**TASK INPUTS:**
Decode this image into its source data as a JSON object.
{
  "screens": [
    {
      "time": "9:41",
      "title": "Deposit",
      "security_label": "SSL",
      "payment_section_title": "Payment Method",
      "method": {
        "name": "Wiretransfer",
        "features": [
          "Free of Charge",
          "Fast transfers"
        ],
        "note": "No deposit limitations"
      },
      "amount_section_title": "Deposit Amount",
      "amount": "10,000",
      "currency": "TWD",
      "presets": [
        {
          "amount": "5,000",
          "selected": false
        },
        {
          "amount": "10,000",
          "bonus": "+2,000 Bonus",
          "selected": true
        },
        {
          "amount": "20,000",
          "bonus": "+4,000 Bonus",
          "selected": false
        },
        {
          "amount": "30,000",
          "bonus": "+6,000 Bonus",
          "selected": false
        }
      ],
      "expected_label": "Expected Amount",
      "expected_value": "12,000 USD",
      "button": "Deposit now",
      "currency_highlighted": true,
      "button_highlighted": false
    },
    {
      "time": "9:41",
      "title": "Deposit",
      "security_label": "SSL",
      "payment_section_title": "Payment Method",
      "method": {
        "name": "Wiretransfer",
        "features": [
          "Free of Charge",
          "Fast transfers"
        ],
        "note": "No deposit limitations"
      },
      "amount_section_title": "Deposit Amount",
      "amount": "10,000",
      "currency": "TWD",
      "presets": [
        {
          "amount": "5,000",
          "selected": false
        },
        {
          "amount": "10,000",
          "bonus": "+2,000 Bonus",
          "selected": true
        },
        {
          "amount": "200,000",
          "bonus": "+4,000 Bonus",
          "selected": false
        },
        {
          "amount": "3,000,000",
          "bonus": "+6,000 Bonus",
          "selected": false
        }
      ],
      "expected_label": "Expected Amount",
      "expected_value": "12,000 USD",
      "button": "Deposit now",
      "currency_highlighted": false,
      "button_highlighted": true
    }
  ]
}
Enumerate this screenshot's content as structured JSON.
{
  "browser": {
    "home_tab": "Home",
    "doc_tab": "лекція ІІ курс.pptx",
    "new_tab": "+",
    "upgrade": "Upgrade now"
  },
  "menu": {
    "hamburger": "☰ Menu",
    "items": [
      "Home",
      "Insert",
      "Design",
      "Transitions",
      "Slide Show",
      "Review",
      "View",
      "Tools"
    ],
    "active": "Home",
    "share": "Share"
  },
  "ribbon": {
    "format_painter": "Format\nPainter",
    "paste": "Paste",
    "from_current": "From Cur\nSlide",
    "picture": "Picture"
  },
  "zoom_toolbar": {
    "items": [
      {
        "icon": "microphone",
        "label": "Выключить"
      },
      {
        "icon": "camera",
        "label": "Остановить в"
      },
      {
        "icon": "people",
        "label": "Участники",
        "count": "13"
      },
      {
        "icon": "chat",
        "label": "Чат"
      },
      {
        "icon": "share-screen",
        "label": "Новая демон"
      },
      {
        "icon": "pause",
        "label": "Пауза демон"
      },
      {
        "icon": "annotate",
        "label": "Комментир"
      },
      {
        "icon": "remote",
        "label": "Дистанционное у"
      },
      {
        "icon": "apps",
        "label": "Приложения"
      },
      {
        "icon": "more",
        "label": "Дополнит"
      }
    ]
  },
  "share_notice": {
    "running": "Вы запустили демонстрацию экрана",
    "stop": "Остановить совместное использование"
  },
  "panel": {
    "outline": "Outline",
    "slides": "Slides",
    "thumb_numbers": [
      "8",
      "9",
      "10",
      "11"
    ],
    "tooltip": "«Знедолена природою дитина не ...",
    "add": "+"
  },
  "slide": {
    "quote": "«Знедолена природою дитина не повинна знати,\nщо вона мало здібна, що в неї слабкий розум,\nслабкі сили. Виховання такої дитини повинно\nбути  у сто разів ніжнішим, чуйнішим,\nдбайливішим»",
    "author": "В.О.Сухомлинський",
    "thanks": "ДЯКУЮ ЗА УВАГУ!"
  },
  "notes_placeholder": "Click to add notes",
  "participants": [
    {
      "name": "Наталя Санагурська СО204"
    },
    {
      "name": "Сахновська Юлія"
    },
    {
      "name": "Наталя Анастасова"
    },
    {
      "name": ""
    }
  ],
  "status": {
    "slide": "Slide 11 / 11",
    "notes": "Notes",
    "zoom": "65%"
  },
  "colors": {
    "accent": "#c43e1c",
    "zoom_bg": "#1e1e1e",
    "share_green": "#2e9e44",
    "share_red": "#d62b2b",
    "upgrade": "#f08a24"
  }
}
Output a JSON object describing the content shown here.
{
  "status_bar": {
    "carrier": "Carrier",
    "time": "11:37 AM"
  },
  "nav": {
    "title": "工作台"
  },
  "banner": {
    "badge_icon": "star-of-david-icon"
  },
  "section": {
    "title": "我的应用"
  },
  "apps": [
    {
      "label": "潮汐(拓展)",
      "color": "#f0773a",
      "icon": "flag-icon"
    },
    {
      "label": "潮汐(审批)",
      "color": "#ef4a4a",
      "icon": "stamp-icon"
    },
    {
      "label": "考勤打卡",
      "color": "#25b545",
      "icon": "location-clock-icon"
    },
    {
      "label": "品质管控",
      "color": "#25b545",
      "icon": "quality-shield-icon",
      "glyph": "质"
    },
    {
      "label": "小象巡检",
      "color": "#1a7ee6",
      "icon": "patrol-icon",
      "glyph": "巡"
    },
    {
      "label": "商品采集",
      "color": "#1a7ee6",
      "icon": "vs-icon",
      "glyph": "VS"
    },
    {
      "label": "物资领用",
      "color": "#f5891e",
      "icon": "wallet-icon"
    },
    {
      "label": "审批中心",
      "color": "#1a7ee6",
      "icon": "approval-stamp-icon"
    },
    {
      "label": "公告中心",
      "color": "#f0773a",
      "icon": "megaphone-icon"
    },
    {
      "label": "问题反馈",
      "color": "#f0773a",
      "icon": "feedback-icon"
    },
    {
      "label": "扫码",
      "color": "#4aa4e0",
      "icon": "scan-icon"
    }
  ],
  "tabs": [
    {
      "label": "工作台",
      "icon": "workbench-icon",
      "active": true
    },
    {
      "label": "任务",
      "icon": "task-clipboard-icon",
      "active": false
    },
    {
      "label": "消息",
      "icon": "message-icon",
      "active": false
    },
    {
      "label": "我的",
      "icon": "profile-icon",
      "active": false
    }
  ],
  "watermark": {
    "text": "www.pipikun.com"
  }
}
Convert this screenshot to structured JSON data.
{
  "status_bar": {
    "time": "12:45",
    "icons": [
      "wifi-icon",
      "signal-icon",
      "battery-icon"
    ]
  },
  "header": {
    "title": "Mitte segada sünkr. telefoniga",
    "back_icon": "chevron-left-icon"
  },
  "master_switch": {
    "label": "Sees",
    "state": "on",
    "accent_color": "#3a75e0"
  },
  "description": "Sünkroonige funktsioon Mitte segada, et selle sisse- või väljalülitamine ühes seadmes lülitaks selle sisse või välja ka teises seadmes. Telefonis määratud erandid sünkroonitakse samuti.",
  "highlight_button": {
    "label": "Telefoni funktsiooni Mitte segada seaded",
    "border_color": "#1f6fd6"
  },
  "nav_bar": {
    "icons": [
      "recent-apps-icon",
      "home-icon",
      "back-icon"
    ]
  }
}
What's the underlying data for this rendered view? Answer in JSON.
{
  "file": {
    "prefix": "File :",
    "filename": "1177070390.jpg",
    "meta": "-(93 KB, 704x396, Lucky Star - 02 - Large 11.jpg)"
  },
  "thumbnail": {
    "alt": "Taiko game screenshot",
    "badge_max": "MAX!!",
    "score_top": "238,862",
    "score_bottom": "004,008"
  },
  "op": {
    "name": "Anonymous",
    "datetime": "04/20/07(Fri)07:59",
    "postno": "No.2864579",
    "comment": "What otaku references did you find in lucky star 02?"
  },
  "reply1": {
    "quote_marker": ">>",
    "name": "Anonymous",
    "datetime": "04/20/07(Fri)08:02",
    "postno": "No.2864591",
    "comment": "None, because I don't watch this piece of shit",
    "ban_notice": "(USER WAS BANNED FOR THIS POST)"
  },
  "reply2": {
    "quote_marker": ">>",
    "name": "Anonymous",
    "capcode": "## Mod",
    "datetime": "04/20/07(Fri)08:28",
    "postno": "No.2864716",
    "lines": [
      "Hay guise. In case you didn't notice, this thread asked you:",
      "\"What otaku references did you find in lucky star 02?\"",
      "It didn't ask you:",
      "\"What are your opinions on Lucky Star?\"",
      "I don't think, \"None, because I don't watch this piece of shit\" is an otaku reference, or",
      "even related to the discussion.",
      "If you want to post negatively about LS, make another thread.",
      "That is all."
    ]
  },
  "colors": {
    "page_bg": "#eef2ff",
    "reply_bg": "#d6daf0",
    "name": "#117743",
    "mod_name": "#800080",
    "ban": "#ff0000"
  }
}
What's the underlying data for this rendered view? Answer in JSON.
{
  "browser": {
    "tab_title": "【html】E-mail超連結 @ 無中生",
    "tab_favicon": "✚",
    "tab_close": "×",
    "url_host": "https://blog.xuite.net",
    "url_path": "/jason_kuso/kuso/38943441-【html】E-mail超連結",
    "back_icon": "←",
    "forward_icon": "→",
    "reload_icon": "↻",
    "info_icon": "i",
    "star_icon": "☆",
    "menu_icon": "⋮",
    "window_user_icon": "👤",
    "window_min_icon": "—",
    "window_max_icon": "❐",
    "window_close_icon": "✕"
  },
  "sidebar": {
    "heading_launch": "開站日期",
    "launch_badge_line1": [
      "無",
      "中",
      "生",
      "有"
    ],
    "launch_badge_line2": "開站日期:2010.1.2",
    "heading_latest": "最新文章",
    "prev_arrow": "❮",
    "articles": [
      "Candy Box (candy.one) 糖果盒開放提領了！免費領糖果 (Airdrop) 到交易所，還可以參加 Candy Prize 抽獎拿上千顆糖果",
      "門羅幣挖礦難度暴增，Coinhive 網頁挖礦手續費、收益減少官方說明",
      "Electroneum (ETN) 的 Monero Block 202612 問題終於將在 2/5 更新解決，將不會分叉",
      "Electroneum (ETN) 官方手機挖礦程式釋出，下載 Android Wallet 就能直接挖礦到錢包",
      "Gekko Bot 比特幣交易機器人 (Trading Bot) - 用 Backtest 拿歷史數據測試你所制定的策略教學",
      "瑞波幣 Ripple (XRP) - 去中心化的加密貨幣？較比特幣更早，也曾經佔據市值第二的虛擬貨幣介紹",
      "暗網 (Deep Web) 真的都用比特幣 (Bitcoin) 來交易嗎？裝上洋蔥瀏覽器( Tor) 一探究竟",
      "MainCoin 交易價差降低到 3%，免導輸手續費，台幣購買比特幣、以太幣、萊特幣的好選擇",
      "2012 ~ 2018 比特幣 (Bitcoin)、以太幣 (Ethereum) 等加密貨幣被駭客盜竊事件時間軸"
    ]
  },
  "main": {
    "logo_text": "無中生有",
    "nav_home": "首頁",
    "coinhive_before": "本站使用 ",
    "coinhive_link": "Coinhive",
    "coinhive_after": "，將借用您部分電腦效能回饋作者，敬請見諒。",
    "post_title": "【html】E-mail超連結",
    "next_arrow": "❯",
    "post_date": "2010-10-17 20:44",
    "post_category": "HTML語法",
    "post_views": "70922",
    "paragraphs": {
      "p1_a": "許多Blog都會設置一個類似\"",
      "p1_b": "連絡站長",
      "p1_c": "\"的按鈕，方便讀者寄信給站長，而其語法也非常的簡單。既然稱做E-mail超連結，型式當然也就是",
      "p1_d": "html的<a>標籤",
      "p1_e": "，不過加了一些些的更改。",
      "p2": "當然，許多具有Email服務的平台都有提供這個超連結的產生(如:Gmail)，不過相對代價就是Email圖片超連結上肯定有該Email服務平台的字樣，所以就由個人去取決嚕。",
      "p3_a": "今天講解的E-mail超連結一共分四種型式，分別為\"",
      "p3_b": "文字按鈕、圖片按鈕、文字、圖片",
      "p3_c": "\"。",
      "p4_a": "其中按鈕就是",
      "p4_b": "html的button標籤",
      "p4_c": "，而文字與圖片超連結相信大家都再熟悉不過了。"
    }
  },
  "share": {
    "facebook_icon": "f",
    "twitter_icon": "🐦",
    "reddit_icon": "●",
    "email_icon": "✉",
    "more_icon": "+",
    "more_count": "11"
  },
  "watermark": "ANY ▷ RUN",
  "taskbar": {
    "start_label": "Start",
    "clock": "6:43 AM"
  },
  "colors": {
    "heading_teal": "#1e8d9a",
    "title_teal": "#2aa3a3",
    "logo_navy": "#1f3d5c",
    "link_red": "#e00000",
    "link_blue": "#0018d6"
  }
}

**DIRECTIVE:** List each line of the records that holds the string "segada".

**SOLUTION FOR THIS PROBLEM:**
    "title": "Mitte segada sünkr. telefoniga",
  "description": "Sünkroonige funktsioon Mitte segada, et selle sisse- või väljalülitamine ühes seadmes lülitaks selle sisse või välja ka teises seadmes. Telefonis määratud erandid sünkroonitakse samuti.",
    "label": "Telefoni funktsiooni Mitte segada seaded",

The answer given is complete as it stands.